## DATA EXCERPTS
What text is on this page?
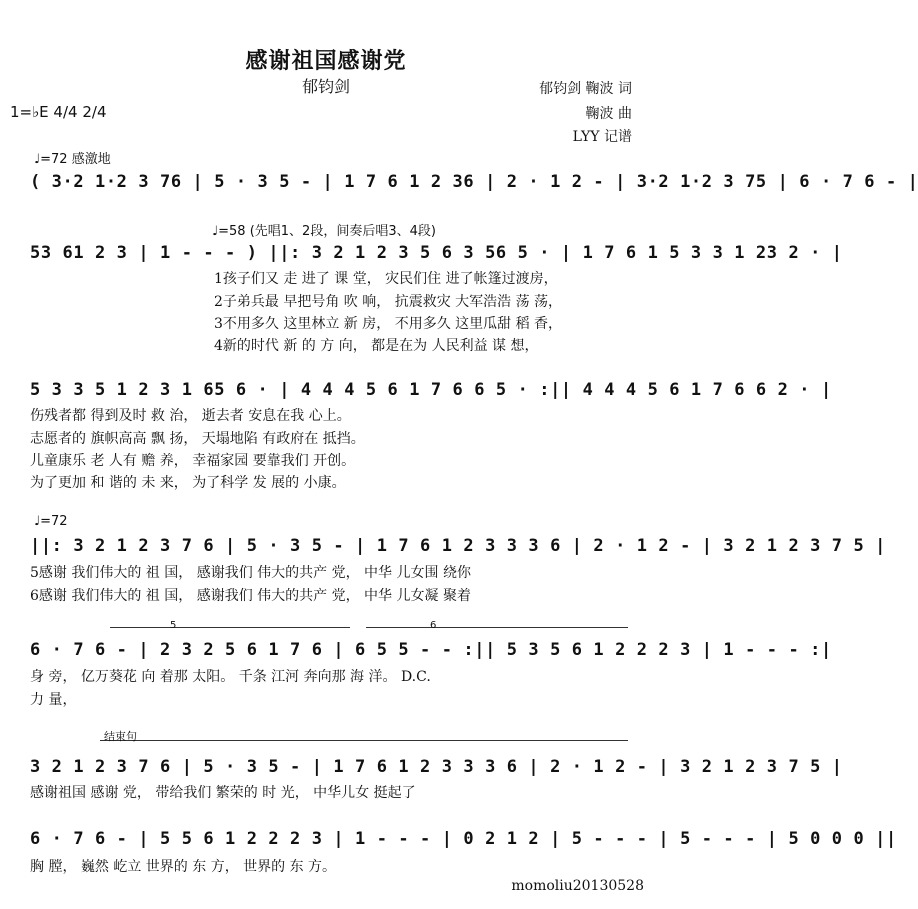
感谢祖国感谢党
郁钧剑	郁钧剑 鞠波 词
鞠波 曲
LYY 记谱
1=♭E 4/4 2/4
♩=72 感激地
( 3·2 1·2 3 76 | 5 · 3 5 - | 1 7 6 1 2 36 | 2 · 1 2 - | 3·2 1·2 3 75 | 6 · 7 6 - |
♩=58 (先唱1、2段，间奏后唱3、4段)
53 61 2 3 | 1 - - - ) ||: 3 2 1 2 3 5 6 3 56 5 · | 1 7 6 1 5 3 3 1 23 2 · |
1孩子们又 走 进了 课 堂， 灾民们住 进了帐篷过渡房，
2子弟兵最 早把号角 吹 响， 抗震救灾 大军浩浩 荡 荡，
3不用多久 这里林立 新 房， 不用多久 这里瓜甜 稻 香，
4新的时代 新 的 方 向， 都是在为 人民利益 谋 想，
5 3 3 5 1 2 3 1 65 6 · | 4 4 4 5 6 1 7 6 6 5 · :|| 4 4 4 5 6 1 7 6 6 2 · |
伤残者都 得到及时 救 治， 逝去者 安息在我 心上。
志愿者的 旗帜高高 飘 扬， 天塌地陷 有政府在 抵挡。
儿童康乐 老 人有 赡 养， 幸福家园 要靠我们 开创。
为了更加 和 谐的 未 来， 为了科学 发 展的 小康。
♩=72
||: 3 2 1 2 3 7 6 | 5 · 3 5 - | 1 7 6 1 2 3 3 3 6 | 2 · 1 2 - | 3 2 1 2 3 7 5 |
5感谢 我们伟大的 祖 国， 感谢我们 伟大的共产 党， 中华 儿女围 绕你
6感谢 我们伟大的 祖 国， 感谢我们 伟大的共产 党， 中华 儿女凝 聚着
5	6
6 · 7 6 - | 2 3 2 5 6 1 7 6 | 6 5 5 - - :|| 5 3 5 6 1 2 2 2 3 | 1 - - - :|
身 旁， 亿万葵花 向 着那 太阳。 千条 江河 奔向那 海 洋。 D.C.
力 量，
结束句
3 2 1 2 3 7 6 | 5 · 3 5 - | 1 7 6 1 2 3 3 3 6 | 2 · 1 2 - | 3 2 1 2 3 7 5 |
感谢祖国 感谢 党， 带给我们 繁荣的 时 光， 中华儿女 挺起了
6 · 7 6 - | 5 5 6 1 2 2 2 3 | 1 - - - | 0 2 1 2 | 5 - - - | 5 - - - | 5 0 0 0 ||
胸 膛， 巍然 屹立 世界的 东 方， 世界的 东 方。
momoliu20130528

* * *

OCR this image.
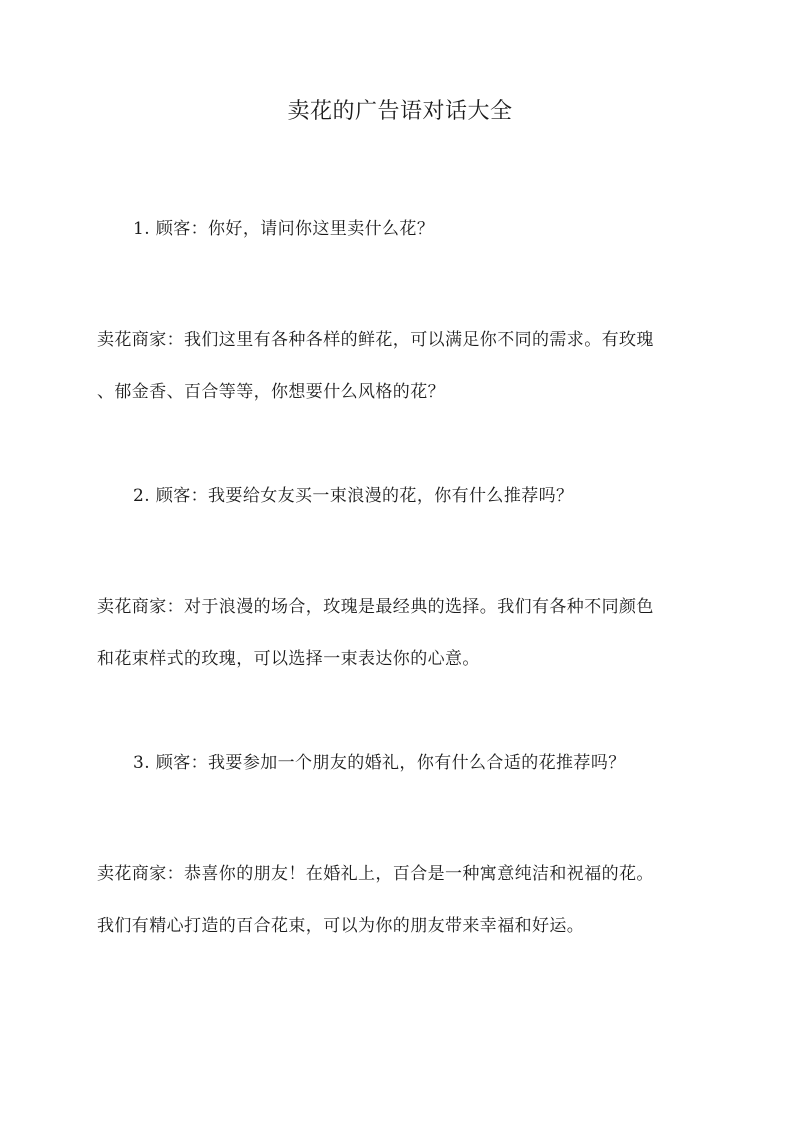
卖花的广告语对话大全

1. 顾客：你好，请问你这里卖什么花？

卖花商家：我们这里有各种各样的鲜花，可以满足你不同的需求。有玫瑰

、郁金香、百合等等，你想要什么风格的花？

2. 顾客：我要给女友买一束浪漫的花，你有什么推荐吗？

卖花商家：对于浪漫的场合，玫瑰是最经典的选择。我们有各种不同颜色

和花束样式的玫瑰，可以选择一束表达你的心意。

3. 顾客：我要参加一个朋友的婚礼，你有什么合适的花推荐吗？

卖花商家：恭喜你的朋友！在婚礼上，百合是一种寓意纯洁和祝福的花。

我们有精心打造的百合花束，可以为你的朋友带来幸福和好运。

## TO DO
Copy out every line of the data that includes the word "感谢我们".

## WORKED SOLUTION
5感谢 我们伟大的 祖 国， 感谢我们 伟大的共产 党， 中华 儿女围 绕你
6感谢 我们伟大的 祖 国， 感谢我们 伟大的共产 党， 中华 儿女凝 聚着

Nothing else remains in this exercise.